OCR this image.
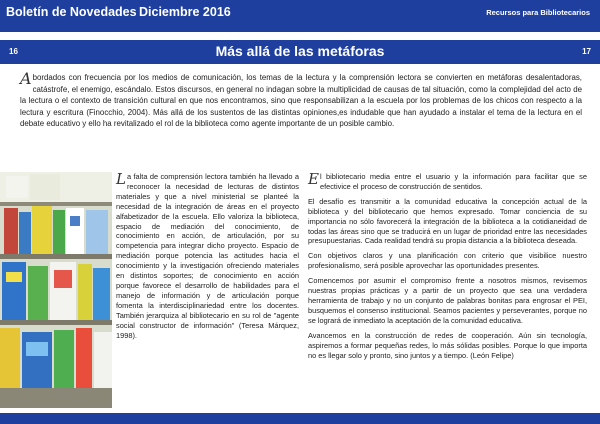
Boletín de Novedades Diciembre 2016	Recursos para Bibliotecarios
16	Más allá de las metáforas	17
Abordados con frecuencia por los medios de comunicación, los temas de la lectura y la comprensión lectora se convierten en metáforas desalentadoras, catástrofe, el enemigo, escándalo. Estos discursos, en general no indagan sobre la multiplicidad de causas de tal situación, como la complejidad del acto de la lectura o el contexto de transición cultural en que nos encontramos, sino que responsabilizan a la escuela por los problemas de los chicos con respecto a la lectura y escritura (Finocchio, 2004). Más allá de los sustentos de las distintas opiniones,es indudable que han ayudado a instalar el tema de la lectura en el debate educativo y ello ha revitalizado el rol de la biblioteca como agente importante de un posible cambio.
La falta de comprensión lectora también ha llevado a reconocer la necesidad de lecturas de distintos materiales y que a nivel ministerial se planteé la necesidad de la integración de áreas en el proyecto alfabetizador de la escuela. Ello valoriza la biblioteca, espacio de mediación del conocimiento, de conocimiento en acción, de articulación, por su competencia para integrar dicho proyecto. Espacio de mediación porque potencia las actitudes hacia el conocimiento y la investigación ofreciendo materiales en distintos soportes; de conocimiento en acción porque favorece el desarrollo de habilidades para el manejo de información y de articulación porque fomenta la interdisciplinariedad entre los docentes. También jerarquiza al bibliotecario en su rol de "agente social constructor de información" (Teresa Márquez, 1998).

El bibliotecario media entre el usuario y la información para facilitar que se efectivice el proceso de construcción de sentidos.

El desafío es transmitir a la comunidad educativa la concepción actual de la biblioteca y del bibliotecario que hemos expresado. Tomar conciencia de su importancia no sólo favorecerá la integración de la biblioteca a la cotidianeidad de todas las áreas sino que se traducirá en un lugar de prioridad entre las necesidades presupuestarias. Cada realidad tendrá su propia distancia a la biblioteca deseada.

Con objetivos claros y una planificación con criterio que visibilice nuestro profesionalismo, será posible aprovechar las oportunidades presentes.

Comencemos por asumir el compromiso frente a nosotros mismos, revisemos nuestras propias prácticas y a partir de un proyecto que sea una verdadera herramienta de trabajo y no un conjunto de palabras bonitas para engrosar el PEI, busquemos el consenso institucional. Seamos pacientes y perseverantes, porque no se logrará de inmediato la aceptación de la comunidad educativa.

Avancemos en la construcción de redes de cooperación. Aún sin tecnología, aspiremos a formar pequeñas redes, lo más sólidas posibles. Porque lo que importa no es llegar solo y pronto, sino juntos y a tiempo. (León Felipe)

-*-

With the pictures omitted, reproduce the records in full and exactly.

**REPLY TO THE EXERCISE**
OCR this image.
Boletín de Novedades Diciembre 2016	Recursos para Bibliotecarios
16	Más allá de las metáforas	17
Abordados con frecuencia por los medios de comunicación, los temas de la lectura y la comprensión lectora se convierten en metáforas desalentadoras, catástrofe, el enemigo, escándalo. Estos discursos, en general no indagan sobre la multiplicidad de causas de tal situación, como la complejidad del acto de la lectura o el contexto de transición cultural en que nos encontramos, sino que responsabilizan a la escuela por los problemas de los chicos con respecto a la lectura y escritura (Finocchio, 2004). Más allá de los sustentos de las distintas opiniones,es indudable que han ayudado a instalar el tema de la lectura en el debate educativo y ello ha revitalizado el rol de la biblioteca como agente importante de un posible cambio.
La falta de comprensión lectora también ha llevado a reconocer la necesidad de lecturas de distintos materiales y que a nivel ministerial se planteé la necesidad de la integración de áreas en el proyecto alfabetizador de la escuela. Ello valoriza la biblioteca, espacio de mediación del conocimiento, de conocimiento en acción, de articulación, por su competencia para integrar dicho proyecto. Espacio de mediación porque potencia las actitudes hacia el conocimiento y la investigación ofreciendo materiales en distintos soportes; de conocimiento en acción porque favorece el desarrollo de habilidades para el manejo de información y de articulación porque fomenta la interdisciplinariedad entre los docentes. También jerarquiza al bibliotecario en su rol de "agente social constructor de información" (Teresa Márquez, 1998).

El bibliotecario media entre el usuario y la información para facilitar que se efectivice el proceso de construcción de sentidos.

El desafío es transmitir a la comunidad educativa la concepción actual de la biblioteca y del bibliotecario que hemos expresado. Tomar conciencia de su importancia no sólo favorecerá la integración de la biblioteca a la cotidianeidad de todas las áreas sino que se traducirá en un lugar de prioridad entre las necesidades presupuestarias. Cada realidad tendrá su propia distancia a la biblioteca deseada.

Con objetivos claros y una planificación con criterio que visibilice nuestro profesionalismo, será posible aprovechar las oportunidades presentes.

Comencemos por asumir el compromiso frente a nosotros mismos, revisemos nuestras propias prácticas y a partir de un proyecto que sea una verdadera herramienta de trabajo y no un conjunto de palabras bonitas para engrosar el PEI, busquemos el consenso institucional. Seamos pacientes y perseverantes, porque no se logrará de inmediato la aceptación de la comunidad educativa.

Avancemos en la construcción de redes de cooperación. Aún sin tecnología, aspiremos a formar pequeñas redes, lo más sólidas posibles. Porque lo que importa no es llegar solo y pronto, sino juntos y a tiempo. (León Felipe)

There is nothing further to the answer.